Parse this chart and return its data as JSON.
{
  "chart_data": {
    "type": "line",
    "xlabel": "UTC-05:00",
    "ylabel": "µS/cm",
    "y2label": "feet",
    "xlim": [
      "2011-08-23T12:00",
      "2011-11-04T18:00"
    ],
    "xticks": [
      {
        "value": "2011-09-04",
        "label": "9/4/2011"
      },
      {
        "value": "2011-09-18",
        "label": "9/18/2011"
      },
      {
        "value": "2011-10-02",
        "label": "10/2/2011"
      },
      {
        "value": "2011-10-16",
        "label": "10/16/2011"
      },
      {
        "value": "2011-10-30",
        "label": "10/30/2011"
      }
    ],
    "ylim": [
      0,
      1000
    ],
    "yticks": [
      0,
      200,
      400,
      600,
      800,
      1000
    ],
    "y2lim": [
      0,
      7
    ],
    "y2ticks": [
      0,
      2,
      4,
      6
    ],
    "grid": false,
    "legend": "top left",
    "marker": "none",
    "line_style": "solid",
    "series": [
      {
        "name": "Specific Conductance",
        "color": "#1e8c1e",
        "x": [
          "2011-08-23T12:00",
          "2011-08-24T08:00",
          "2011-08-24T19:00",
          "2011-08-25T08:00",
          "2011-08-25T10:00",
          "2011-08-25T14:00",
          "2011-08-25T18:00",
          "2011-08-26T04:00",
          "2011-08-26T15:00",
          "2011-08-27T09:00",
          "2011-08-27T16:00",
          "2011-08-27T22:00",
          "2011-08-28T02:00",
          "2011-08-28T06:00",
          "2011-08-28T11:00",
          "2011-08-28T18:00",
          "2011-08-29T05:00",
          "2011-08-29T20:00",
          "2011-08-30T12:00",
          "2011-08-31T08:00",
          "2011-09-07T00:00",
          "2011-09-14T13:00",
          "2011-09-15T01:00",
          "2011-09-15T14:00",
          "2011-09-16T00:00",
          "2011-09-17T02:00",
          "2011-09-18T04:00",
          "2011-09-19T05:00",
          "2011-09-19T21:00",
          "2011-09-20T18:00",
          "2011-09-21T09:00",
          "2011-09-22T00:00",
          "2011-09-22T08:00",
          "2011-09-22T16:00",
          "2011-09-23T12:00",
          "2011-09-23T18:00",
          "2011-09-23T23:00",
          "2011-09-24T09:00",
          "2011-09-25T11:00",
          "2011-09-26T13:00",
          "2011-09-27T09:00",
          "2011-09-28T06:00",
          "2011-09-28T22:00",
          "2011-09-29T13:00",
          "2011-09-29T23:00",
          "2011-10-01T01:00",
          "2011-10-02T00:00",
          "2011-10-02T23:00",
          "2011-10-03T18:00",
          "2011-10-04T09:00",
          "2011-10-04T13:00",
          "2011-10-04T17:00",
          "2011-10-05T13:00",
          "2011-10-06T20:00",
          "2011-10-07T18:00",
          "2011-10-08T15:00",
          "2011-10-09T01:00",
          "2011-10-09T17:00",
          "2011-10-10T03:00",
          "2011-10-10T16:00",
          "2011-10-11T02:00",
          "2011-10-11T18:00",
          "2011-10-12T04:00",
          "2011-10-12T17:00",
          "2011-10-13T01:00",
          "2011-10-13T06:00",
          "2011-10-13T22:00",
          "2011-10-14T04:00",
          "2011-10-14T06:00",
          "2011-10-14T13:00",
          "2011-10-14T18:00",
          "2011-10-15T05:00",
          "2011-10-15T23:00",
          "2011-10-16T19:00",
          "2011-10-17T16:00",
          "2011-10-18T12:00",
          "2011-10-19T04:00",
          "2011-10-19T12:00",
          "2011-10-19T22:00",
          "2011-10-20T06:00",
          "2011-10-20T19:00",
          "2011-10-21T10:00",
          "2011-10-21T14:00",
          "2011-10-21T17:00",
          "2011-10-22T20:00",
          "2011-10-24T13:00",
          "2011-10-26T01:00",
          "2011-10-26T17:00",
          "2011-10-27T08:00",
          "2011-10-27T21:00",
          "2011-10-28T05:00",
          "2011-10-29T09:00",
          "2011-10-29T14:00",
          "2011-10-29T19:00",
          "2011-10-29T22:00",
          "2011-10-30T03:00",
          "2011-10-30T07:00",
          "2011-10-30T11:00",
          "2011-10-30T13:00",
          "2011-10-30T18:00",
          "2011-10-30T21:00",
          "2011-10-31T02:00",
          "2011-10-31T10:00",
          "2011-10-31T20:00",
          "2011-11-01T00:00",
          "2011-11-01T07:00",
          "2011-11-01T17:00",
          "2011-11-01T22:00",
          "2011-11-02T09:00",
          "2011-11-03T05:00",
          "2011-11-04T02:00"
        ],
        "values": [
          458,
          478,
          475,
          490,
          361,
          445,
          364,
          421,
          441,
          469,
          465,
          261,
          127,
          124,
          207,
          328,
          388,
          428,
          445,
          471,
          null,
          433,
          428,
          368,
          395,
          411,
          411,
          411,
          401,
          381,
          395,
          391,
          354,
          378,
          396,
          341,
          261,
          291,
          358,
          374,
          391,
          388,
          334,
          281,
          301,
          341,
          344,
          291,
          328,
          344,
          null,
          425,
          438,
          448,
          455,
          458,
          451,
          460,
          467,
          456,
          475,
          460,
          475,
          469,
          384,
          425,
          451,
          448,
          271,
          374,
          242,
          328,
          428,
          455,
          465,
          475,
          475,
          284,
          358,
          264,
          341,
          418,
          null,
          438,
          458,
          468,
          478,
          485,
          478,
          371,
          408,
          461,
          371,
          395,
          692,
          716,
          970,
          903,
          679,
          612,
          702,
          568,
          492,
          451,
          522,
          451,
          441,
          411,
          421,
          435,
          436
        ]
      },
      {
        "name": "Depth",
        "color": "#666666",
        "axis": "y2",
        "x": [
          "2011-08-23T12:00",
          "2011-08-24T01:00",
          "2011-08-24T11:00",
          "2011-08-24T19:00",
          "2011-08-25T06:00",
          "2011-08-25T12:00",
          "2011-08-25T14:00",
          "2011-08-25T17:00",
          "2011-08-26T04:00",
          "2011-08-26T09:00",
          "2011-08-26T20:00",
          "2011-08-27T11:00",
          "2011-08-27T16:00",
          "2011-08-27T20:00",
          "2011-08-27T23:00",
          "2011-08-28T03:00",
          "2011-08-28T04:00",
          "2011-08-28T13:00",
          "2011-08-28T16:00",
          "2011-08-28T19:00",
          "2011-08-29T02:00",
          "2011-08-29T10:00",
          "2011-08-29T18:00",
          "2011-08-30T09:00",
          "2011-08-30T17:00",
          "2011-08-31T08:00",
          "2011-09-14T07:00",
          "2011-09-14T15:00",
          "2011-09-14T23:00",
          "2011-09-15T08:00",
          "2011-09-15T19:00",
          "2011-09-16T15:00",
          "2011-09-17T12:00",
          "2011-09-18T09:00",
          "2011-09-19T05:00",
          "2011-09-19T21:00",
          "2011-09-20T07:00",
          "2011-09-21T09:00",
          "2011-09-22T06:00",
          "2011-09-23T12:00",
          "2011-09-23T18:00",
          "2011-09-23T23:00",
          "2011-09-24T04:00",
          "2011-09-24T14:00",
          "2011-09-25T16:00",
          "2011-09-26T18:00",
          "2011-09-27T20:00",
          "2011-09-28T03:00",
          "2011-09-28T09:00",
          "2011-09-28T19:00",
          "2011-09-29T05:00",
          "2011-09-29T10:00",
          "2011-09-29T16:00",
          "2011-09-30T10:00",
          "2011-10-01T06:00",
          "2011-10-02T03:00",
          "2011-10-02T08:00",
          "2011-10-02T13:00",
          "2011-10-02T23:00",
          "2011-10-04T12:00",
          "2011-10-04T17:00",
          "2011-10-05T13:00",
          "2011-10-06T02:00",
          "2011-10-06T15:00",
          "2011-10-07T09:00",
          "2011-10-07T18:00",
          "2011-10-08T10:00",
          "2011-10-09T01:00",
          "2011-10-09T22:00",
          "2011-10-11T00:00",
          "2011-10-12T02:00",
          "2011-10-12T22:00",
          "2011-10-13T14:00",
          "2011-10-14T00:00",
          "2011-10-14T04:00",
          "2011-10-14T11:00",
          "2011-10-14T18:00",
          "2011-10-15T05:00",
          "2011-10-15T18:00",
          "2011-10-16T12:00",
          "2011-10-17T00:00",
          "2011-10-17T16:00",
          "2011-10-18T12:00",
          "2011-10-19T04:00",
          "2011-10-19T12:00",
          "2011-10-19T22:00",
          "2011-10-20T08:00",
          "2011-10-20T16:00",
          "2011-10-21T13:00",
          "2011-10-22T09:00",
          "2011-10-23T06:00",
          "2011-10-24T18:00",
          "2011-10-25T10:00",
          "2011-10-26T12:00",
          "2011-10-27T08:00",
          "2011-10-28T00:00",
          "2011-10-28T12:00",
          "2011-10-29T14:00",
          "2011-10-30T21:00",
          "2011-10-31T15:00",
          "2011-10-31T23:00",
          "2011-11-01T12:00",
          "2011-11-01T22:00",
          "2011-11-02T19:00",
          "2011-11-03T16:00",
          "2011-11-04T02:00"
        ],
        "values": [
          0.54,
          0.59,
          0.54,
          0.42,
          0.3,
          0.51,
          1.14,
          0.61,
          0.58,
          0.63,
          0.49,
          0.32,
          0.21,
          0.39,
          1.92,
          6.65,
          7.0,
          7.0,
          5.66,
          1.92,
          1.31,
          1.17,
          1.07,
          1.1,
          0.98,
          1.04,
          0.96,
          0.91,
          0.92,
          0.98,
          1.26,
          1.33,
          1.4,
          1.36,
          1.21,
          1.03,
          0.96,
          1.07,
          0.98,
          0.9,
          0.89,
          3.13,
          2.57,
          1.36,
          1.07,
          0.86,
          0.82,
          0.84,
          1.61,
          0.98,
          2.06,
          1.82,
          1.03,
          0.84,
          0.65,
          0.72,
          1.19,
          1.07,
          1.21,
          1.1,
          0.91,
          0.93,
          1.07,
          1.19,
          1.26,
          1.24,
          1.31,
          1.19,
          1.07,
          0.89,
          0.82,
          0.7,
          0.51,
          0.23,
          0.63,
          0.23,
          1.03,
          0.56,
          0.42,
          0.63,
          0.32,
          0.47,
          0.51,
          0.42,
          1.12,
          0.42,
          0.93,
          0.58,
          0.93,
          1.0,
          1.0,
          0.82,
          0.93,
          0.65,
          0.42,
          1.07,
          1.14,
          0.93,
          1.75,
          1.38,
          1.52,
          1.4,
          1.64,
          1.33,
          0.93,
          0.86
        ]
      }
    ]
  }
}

● ● ● ● ● ● ●

Search the lines above for the string "name", then show every one that has it.

        "name": "Specific Conductance",
        "name": "Depth",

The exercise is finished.